WORK ORDER: In the data below, find each line that contains the word "type" and copy it.

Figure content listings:

————

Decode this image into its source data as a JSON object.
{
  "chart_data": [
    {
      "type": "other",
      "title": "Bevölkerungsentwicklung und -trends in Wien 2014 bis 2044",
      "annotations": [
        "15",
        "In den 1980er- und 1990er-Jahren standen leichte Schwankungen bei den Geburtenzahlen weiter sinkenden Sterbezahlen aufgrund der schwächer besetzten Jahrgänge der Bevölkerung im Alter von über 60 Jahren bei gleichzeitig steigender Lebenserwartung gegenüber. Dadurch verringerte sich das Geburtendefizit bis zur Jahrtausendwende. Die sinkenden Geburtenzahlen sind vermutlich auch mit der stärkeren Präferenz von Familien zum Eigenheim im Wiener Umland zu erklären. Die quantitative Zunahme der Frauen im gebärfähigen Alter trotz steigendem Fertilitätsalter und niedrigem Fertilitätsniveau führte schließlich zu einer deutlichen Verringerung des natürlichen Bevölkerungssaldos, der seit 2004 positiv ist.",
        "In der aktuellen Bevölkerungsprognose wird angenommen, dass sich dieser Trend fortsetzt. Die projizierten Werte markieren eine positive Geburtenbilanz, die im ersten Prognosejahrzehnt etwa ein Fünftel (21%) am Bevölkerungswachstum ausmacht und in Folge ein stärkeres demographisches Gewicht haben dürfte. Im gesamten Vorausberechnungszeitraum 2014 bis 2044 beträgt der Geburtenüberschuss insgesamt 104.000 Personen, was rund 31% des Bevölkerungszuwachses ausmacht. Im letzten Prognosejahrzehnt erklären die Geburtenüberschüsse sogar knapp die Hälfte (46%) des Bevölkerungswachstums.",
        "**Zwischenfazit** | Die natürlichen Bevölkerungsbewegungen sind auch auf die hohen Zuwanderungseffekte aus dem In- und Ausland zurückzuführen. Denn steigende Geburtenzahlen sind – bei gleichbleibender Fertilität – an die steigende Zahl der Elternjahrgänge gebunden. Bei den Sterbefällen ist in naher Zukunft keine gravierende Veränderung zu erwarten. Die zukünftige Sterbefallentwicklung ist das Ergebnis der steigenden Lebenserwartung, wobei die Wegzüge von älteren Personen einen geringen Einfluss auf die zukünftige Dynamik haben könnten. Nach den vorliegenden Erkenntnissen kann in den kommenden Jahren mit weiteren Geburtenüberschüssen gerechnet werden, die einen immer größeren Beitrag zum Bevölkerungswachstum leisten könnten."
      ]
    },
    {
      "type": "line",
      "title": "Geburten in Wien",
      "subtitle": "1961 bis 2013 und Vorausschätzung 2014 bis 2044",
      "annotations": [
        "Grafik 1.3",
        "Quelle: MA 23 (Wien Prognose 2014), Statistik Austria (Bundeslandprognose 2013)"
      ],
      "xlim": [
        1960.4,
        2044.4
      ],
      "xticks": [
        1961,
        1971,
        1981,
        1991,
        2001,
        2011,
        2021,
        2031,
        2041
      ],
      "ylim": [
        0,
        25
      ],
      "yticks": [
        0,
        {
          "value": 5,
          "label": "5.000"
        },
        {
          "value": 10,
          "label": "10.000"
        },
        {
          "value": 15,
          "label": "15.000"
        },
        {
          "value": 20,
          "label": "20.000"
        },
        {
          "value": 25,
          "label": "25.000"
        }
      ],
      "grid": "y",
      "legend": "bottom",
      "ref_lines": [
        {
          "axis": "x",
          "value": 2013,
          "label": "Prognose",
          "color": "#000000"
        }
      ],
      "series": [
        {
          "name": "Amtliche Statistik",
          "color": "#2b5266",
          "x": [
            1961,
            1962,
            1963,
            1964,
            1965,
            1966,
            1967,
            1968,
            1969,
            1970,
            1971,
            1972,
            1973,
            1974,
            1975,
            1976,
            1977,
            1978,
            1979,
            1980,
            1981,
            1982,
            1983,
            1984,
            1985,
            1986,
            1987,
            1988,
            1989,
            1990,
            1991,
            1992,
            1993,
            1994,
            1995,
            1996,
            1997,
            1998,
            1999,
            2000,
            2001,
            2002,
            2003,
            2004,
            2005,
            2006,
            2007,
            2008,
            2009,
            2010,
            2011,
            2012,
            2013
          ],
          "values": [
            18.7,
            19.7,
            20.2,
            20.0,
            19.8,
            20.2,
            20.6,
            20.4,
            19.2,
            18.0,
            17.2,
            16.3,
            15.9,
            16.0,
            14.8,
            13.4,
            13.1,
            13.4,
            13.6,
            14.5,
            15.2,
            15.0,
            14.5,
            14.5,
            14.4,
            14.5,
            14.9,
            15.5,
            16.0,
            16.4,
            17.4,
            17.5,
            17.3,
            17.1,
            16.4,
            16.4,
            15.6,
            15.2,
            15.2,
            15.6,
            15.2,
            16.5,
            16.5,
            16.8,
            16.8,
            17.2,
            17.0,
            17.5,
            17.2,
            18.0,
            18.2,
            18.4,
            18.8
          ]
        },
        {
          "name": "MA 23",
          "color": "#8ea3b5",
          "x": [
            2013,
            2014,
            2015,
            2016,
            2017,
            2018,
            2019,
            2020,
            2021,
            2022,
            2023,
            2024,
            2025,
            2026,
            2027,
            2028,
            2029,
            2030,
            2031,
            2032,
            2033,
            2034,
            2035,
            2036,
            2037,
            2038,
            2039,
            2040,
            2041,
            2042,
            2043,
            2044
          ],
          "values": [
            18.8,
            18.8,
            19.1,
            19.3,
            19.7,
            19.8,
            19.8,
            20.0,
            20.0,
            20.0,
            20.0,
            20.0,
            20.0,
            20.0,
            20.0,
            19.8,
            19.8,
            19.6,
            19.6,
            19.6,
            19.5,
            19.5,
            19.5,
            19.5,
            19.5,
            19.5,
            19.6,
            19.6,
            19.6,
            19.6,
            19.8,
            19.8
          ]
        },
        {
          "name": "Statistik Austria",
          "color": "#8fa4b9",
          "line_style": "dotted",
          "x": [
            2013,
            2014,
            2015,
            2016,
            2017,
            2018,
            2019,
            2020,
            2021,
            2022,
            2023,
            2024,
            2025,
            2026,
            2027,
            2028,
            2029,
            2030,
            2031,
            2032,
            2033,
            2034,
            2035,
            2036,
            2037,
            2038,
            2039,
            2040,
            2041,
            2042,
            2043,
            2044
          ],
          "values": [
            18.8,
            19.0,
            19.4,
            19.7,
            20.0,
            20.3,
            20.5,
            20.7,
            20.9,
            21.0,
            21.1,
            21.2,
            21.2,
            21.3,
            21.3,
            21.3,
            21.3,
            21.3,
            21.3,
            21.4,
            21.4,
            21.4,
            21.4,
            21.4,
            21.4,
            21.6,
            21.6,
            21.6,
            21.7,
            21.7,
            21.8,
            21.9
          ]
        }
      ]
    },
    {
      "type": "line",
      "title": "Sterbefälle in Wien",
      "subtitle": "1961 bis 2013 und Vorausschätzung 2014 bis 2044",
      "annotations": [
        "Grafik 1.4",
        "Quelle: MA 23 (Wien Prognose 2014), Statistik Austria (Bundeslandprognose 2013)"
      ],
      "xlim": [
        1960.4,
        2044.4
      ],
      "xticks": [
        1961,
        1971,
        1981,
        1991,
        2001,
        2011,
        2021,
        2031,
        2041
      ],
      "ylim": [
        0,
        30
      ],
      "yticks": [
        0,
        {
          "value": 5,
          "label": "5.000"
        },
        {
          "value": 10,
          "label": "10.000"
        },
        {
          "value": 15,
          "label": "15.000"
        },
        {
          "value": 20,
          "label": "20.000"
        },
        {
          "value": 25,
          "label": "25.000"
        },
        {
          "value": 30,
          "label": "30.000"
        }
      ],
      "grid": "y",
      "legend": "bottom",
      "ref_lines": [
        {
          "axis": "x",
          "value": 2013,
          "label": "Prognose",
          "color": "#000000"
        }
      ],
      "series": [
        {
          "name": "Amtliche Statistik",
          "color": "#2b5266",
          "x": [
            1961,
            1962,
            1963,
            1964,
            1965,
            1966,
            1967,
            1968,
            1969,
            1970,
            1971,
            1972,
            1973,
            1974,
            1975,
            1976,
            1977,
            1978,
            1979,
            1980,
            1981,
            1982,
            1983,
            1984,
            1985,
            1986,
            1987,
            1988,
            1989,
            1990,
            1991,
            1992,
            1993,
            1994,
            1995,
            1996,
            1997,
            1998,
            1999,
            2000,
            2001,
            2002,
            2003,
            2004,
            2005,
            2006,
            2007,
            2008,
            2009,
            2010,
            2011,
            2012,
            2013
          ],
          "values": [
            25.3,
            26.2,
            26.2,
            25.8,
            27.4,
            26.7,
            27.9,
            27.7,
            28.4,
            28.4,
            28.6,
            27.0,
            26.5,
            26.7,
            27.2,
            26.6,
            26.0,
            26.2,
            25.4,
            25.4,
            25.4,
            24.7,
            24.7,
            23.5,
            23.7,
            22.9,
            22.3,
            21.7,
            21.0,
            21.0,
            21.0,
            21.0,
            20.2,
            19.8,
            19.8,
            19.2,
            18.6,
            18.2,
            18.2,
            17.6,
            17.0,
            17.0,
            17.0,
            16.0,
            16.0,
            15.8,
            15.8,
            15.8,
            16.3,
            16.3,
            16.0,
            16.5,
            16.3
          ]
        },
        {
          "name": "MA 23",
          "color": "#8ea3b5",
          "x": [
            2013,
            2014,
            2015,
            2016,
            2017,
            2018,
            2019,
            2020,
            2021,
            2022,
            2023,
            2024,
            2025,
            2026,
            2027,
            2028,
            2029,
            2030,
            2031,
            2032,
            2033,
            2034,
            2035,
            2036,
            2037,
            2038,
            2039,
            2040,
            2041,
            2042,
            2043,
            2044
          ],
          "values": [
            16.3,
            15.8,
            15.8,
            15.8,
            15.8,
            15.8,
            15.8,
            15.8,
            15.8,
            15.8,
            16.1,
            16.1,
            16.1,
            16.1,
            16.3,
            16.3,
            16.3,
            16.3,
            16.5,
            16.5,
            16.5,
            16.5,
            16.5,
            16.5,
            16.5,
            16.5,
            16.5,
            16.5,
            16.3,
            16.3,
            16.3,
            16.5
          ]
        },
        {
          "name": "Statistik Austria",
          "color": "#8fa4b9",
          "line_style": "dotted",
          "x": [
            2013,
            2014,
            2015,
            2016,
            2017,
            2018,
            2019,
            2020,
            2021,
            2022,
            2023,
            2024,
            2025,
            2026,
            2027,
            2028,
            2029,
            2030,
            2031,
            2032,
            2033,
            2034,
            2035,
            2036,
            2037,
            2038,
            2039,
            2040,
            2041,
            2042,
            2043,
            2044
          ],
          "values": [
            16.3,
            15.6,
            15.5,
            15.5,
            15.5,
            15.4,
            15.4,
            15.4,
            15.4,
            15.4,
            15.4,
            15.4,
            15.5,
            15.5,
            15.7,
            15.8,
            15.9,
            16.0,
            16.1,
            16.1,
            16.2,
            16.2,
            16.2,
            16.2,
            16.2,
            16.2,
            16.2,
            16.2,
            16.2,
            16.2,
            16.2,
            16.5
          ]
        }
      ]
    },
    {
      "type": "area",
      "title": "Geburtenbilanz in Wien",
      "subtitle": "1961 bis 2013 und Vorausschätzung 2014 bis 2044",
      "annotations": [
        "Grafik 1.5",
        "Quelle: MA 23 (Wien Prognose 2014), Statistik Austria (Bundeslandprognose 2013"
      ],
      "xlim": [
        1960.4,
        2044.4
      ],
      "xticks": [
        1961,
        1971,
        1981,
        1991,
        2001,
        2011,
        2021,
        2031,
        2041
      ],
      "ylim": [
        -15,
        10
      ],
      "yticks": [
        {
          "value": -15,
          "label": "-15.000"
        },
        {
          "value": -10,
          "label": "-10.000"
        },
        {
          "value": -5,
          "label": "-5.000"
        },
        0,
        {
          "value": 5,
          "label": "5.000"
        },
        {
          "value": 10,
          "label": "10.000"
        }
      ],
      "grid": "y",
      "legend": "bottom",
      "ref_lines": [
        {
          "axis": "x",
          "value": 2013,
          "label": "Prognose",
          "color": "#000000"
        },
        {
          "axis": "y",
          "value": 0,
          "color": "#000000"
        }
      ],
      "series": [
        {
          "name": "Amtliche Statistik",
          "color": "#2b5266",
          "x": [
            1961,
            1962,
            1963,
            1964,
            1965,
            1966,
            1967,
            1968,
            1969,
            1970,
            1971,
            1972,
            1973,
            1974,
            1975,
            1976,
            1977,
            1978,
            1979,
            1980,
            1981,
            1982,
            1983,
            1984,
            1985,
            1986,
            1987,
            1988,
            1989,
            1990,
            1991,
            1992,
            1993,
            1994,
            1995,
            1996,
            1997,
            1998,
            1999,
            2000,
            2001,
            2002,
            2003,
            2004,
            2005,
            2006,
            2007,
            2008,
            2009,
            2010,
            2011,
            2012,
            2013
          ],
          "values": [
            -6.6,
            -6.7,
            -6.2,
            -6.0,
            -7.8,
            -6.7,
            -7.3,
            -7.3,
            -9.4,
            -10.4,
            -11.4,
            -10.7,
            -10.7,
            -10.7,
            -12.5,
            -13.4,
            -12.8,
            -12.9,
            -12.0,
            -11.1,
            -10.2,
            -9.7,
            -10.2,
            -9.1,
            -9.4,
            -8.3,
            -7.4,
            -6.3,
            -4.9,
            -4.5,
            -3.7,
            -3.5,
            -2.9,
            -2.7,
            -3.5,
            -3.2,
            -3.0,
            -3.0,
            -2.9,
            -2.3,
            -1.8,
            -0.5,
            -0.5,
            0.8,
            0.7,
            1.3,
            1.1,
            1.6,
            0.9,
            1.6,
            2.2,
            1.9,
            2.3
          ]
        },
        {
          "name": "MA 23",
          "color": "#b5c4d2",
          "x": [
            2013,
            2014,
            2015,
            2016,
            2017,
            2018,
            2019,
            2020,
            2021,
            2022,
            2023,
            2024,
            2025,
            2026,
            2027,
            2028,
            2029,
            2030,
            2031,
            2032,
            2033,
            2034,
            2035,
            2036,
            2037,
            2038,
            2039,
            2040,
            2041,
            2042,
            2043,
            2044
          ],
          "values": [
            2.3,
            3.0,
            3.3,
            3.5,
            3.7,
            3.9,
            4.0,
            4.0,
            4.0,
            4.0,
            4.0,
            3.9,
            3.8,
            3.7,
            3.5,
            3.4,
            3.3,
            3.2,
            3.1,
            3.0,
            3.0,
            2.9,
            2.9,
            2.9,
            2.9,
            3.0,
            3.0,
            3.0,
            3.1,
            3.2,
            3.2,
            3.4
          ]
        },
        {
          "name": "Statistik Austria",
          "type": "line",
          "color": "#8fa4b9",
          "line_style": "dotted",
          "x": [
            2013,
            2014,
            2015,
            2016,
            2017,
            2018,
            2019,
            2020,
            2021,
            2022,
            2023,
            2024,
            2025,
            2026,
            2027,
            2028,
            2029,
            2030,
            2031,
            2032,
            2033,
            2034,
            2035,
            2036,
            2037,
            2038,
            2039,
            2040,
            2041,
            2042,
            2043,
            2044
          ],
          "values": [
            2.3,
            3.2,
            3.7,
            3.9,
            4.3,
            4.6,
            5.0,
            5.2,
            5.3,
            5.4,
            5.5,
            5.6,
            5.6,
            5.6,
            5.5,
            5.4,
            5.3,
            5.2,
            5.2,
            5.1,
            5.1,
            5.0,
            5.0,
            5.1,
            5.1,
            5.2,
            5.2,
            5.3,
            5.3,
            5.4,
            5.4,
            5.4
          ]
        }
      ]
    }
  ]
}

————

TASK ANSWER:
      "type": "other",
      "type": "line",
      "type": "line",
      "type": "area",
          "type": "line",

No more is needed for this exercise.